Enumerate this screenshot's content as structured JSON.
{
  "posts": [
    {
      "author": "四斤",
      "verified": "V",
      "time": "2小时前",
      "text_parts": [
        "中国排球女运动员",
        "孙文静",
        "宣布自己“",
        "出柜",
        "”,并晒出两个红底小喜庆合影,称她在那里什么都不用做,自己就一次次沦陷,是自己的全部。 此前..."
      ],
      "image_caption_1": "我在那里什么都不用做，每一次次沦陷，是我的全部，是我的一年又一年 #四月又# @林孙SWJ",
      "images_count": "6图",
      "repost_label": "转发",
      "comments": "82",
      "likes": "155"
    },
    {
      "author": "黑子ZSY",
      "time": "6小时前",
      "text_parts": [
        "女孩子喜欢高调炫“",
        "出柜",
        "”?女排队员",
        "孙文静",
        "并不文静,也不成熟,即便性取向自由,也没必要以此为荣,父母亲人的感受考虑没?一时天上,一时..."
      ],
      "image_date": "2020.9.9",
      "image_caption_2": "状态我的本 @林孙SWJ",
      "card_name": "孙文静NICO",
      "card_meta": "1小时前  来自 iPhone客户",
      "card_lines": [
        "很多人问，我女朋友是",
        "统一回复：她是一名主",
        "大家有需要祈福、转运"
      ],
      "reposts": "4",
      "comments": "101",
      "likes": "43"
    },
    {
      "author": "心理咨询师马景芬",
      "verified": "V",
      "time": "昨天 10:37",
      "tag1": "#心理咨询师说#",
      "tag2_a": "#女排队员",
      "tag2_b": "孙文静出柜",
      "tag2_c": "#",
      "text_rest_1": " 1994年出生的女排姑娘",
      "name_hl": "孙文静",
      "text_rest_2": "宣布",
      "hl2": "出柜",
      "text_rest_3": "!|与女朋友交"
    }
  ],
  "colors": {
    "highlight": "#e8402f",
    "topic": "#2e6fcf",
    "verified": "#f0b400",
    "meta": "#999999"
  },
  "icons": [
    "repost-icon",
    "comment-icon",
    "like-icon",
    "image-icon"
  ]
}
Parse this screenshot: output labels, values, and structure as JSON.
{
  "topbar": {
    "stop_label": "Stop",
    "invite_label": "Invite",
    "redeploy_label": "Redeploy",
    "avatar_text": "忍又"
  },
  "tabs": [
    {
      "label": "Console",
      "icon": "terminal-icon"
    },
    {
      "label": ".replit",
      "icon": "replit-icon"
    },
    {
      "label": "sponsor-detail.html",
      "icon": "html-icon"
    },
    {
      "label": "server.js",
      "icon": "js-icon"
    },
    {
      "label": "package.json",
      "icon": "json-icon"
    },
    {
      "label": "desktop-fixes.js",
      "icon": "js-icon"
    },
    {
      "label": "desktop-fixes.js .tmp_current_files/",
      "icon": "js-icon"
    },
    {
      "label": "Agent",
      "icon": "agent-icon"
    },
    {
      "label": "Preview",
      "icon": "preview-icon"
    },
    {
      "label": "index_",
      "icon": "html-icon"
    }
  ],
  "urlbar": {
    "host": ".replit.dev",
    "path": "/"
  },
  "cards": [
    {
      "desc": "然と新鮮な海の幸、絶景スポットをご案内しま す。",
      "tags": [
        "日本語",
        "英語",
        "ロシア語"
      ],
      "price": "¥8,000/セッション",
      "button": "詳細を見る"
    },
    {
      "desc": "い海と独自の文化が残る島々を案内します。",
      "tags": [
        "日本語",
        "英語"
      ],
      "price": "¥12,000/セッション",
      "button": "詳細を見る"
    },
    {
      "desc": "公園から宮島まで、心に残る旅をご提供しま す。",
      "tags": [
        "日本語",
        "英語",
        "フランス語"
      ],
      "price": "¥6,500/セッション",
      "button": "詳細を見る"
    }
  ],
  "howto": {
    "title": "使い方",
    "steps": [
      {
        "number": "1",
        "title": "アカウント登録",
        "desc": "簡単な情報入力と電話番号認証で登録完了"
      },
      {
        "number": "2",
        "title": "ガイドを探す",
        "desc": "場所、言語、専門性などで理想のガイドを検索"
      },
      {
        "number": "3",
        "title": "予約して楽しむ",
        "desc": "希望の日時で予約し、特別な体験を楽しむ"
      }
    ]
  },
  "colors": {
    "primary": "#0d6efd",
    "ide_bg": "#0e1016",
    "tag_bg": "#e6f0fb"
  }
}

* * * * * * * * *

GIVEN EXERCISE:
Locate all lines in the listing above with the word "this" and copy them.

WORKED SOLUTION:
Enumerate this screenshot's content as structured JSON.
Parse this screenshot: output labels, values, and structure as JSON.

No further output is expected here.